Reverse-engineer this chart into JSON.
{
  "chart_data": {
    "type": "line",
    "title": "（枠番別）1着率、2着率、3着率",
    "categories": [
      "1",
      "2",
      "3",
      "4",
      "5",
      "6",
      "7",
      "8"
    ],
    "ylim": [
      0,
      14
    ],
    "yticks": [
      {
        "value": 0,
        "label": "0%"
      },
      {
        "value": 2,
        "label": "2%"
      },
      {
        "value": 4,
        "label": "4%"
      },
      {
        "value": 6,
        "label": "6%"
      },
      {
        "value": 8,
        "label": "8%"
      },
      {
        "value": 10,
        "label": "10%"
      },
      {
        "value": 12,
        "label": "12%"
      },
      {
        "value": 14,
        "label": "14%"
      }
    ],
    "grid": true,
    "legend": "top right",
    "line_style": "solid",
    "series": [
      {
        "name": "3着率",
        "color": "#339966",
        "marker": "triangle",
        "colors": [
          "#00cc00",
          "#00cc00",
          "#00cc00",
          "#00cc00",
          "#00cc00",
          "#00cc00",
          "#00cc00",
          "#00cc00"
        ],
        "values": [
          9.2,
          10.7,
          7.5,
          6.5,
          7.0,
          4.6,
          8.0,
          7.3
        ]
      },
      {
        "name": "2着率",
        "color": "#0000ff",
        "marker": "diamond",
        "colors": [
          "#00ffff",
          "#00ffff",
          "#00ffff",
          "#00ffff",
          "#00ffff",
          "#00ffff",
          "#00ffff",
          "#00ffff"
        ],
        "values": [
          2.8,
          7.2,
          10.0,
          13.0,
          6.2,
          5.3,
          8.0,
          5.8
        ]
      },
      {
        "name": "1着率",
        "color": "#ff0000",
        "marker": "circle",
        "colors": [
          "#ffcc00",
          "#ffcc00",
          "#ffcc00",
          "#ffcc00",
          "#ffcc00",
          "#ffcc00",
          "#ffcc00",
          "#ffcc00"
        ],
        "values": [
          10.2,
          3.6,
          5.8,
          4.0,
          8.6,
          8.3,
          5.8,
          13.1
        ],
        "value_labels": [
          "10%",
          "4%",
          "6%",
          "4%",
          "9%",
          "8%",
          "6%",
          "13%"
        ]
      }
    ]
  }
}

# WHAT TO DO
Return the lines above exactly, keeping every word.

# EXPECTED ANSWER
Reverse-engineer this chart into JSON.
{
  "chart_data": {
    "type": "line",
    "title": "（枠番別）1着率、2着率、3着率",
    "categories": [
      "1",
      "2",
      "3",
      "4",
      "5",
      "6",
      "7",
      "8"
    ],
    "ylim": [
      0,
      14
    ],
    "yticks": [
      {
        "value": 0,
        "label": "0%"
      },
      {
        "value": 2,
        "label": "2%"
      },
      {
        "value": 4,
        "label": "4%"
      },
      {
        "value": 6,
        "label": "6%"
      },
      {
        "value": 8,
        "label": "8%"
      },
      {
        "value": 10,
        "label": "10%"
      },
      {
        "value": 12,
        "label": "12%"
      },
      {
        "value": 14,
        "label": "14%"
      }
    ],
    "grid": true,
    "legend": "top right",
    "line_style": "solid",
    "series": [
      {
        "name": "3着率",
        "color": "#339966",
        "marker": "triangle",
        "colors": [
          "#00cc00",
          "#00cc00",
          "#00cc00",
          "#00cc00",
          "#00cc00",
          "#00cc00",
          "#00cc00",
          "#00cc00"
        ],
        "values": [
          9.2,
          10.7,
          7.5,
          6.5,
          7.0,
          4.6,
          8.0,
          7.3
        ]
      },
      {
        "name": "2着率",
        "color": "#0000ff",
        "marker": "diamond",
        "colors": [
          "#00ffff",
          "#00ffff",
          "#00ffff",
          "#00ffff",
          "#00ffff",
          "#00ffff",
          "#00ffff",
          "#00ffff"
        ],
        "values": [
          2.8,
          7.2,
          10.0,
          13.0,
          6.2,
          5.3,
          8.0,
          5.8
        ]
      },
      {
        "name": "1着率",
        "color": "#ff0000",
        "marker": "circle",
        "colors": [
          "#ffcc00",
          "#ffcc00",
          "#ffcc00",
          "#ffcc00",
          "#ffcc00",
          "#ffcc00",
          "#ffcc00",
          "#ffcc00"
        ],
        "values": [
          10.2,
          3.6,
          5.8,
          4.0,
          8.6,
          8.3,
          5.8,
          13.1
        ],
        "value_labels": [
          "10%",
          "4%",
          "6%",
          "4%",
          "9%",
          "8%",
          "6%",
          "13%"
        ]
      }
    ]
  }
}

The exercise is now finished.